• **GOAL OF THE EXERCISE**
Select every line containing the word "this" from the material, and copy those lines.
--- begin EXERCISE MATERIALS ---
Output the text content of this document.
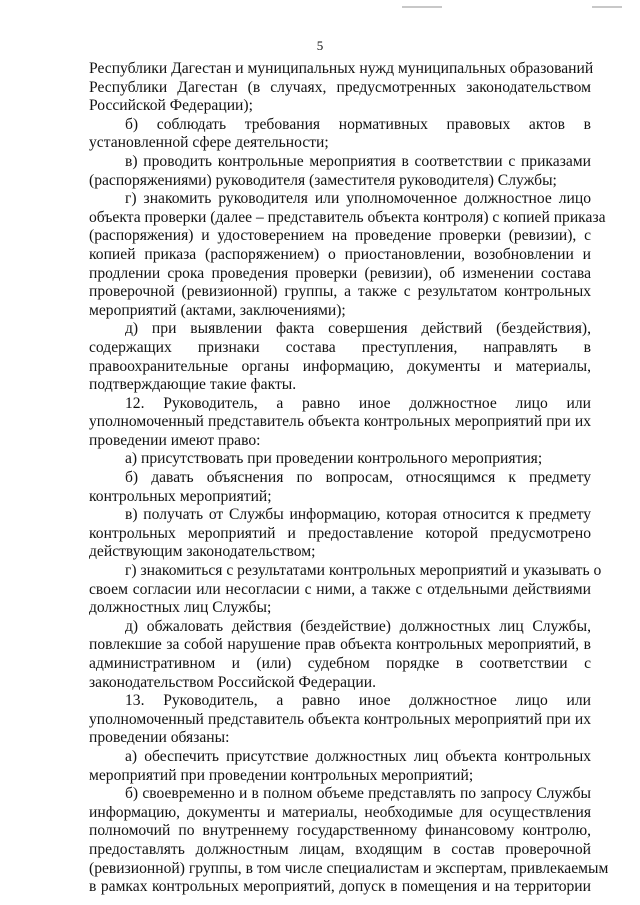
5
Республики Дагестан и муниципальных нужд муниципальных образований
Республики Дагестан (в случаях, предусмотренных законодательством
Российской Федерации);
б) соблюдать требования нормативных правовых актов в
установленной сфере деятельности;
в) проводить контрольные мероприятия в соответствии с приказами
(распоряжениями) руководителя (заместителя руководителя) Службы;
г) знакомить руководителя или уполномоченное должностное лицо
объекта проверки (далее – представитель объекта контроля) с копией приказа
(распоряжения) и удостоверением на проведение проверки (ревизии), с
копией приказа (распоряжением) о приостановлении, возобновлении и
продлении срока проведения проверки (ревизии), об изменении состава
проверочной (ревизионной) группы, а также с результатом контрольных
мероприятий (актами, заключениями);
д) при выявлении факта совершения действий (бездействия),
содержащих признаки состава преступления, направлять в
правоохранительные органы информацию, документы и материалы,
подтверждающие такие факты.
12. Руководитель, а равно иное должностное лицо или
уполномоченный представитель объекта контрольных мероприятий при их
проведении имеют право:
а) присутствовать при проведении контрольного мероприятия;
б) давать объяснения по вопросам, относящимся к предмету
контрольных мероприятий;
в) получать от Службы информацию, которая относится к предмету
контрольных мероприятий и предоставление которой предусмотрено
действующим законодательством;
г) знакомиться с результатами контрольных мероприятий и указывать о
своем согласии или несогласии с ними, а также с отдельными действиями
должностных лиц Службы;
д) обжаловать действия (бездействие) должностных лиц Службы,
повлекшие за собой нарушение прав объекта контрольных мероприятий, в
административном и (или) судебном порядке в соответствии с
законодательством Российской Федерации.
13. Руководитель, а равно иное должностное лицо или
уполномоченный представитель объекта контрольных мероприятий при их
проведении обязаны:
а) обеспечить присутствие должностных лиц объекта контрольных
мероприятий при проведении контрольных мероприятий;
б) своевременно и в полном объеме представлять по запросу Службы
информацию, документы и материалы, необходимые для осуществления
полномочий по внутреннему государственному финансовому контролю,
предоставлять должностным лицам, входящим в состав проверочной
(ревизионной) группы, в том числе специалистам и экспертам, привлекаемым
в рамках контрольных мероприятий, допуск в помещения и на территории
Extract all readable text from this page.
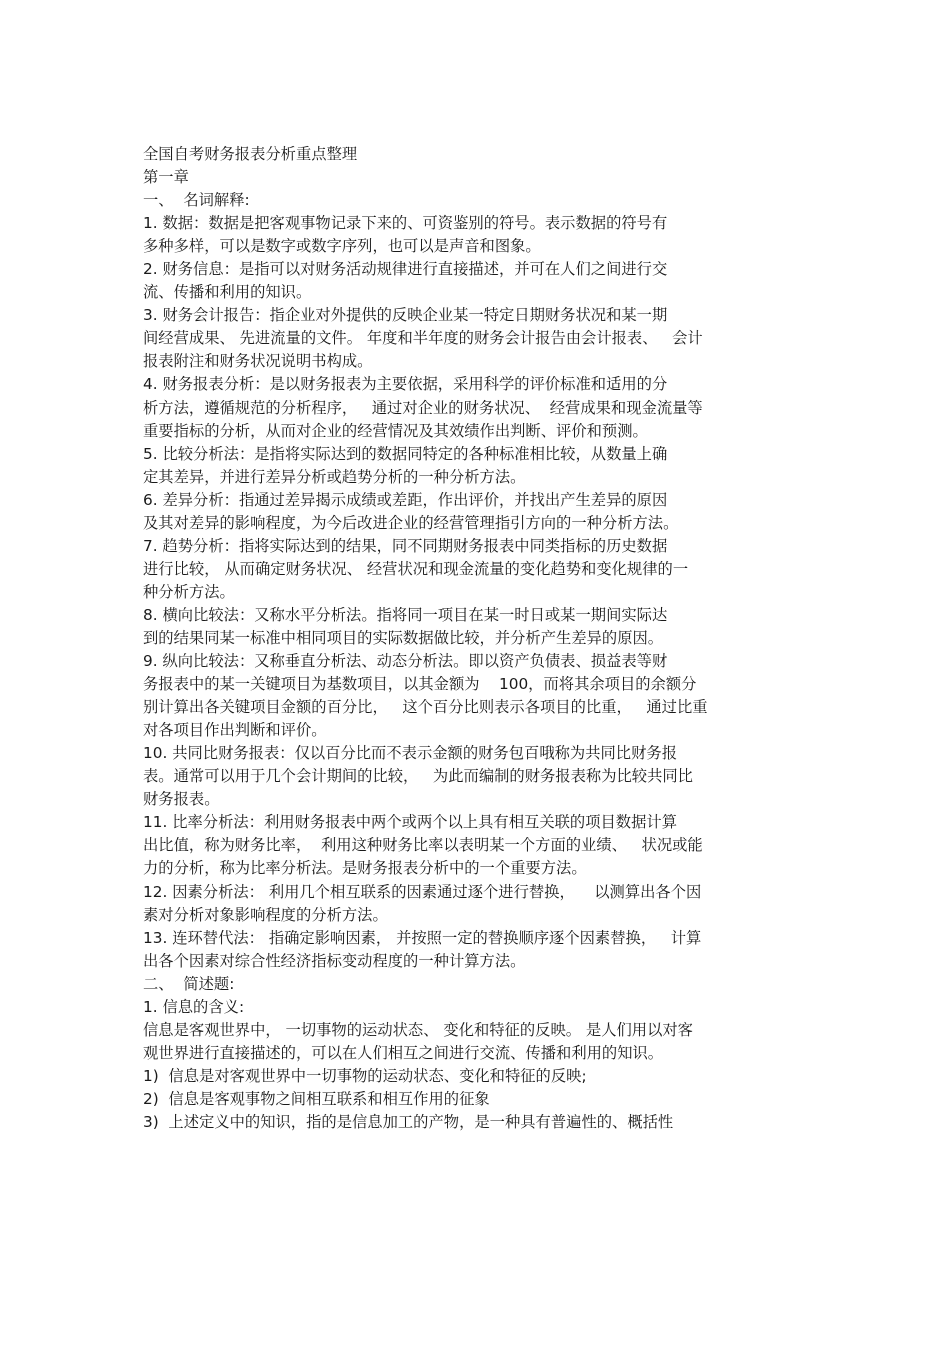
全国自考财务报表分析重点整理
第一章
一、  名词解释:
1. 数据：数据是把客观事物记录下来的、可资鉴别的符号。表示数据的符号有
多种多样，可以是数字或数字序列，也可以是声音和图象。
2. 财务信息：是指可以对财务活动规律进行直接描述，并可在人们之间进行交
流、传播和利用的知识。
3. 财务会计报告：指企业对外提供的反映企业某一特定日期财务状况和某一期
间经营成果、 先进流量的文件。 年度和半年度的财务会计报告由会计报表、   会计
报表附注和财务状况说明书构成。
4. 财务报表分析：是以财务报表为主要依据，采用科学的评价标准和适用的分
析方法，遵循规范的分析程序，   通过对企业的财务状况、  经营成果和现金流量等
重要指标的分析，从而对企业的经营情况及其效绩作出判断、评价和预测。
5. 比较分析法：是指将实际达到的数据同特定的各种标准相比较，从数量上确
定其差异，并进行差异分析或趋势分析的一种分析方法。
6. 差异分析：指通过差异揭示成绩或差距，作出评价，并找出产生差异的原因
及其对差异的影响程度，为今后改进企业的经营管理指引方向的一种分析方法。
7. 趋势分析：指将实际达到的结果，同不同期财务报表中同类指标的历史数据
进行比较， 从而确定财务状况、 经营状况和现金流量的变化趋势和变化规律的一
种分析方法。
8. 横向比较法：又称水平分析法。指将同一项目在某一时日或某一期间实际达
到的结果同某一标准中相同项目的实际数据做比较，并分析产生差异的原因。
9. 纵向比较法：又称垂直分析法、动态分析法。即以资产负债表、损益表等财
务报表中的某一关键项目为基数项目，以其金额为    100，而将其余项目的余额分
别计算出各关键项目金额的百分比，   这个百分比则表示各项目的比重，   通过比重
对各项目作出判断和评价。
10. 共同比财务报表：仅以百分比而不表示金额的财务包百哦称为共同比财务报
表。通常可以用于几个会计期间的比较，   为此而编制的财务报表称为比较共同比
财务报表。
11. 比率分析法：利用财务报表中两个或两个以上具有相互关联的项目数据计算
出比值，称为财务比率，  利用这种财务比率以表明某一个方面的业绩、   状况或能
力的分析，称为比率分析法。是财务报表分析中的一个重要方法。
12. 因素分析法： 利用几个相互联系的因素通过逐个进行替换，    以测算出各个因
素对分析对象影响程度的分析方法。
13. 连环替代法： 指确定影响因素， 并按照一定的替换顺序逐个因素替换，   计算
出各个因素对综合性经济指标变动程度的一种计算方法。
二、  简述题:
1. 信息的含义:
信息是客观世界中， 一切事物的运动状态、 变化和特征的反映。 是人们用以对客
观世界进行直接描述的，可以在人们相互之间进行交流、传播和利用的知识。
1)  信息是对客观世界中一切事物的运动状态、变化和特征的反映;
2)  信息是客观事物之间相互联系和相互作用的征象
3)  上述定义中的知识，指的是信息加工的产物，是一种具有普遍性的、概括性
--- end EXERCISE MATERIALS ---
--- begin EXERCISE MATERIALS ---
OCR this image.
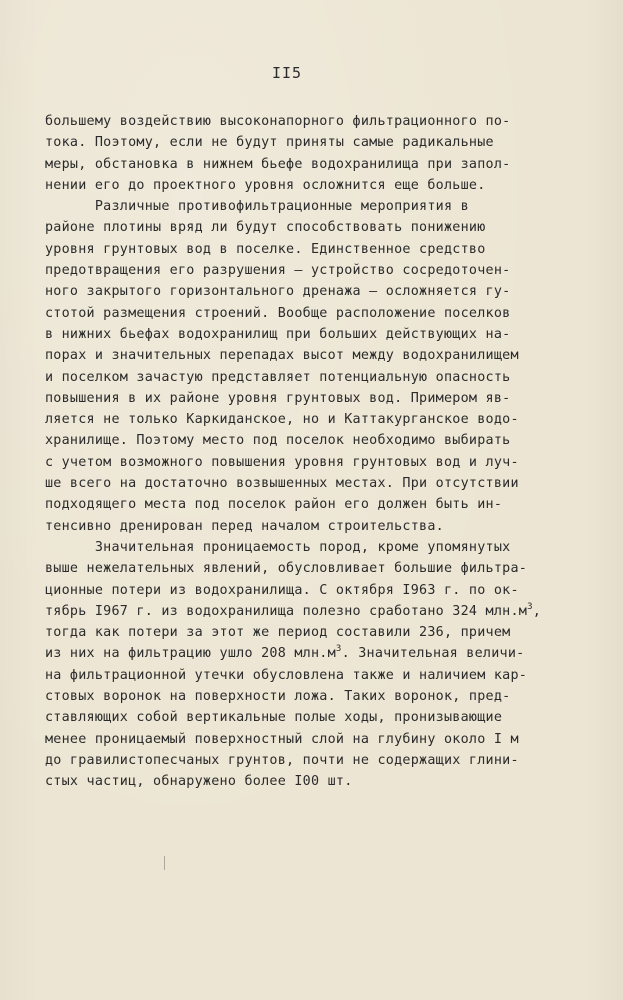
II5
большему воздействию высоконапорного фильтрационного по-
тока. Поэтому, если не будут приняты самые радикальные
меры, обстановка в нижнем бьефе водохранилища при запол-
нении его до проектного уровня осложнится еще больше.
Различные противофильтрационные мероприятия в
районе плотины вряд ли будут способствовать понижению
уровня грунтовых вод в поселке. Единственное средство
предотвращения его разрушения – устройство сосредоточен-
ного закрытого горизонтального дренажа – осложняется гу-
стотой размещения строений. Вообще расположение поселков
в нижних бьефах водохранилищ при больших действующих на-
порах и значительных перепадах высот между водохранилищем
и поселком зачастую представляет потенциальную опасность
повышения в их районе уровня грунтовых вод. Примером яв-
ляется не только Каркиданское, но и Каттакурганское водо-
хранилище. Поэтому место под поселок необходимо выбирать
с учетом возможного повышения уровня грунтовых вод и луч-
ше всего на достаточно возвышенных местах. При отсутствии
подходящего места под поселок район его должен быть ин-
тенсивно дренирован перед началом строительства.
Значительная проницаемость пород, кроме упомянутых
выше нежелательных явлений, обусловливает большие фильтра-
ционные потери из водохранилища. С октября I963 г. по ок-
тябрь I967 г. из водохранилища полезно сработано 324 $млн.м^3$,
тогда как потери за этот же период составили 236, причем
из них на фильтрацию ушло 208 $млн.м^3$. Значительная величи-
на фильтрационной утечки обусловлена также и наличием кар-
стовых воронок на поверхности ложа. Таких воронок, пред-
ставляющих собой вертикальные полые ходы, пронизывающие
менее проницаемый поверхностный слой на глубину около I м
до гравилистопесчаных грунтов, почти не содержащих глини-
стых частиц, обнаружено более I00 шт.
--- end EXERCISE MATERIALS ---
--- begin EXERCISE MATERIALS ---
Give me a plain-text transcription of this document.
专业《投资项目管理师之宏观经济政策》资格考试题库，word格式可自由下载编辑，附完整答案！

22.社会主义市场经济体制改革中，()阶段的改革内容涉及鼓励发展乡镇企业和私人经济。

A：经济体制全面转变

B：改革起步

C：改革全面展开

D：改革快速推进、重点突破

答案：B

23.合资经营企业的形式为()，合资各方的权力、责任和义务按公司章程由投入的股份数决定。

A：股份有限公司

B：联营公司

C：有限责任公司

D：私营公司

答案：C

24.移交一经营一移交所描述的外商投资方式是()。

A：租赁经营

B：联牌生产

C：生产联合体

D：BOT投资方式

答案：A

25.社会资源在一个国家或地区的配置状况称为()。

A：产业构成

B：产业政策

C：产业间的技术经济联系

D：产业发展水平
--- end EXERCISE MATERIALS ---
• **FINAL RESULT**
Output the text content of this document.
Extract all readable text from this page.
OCR this image.
Give me a plain-text transcription of this document.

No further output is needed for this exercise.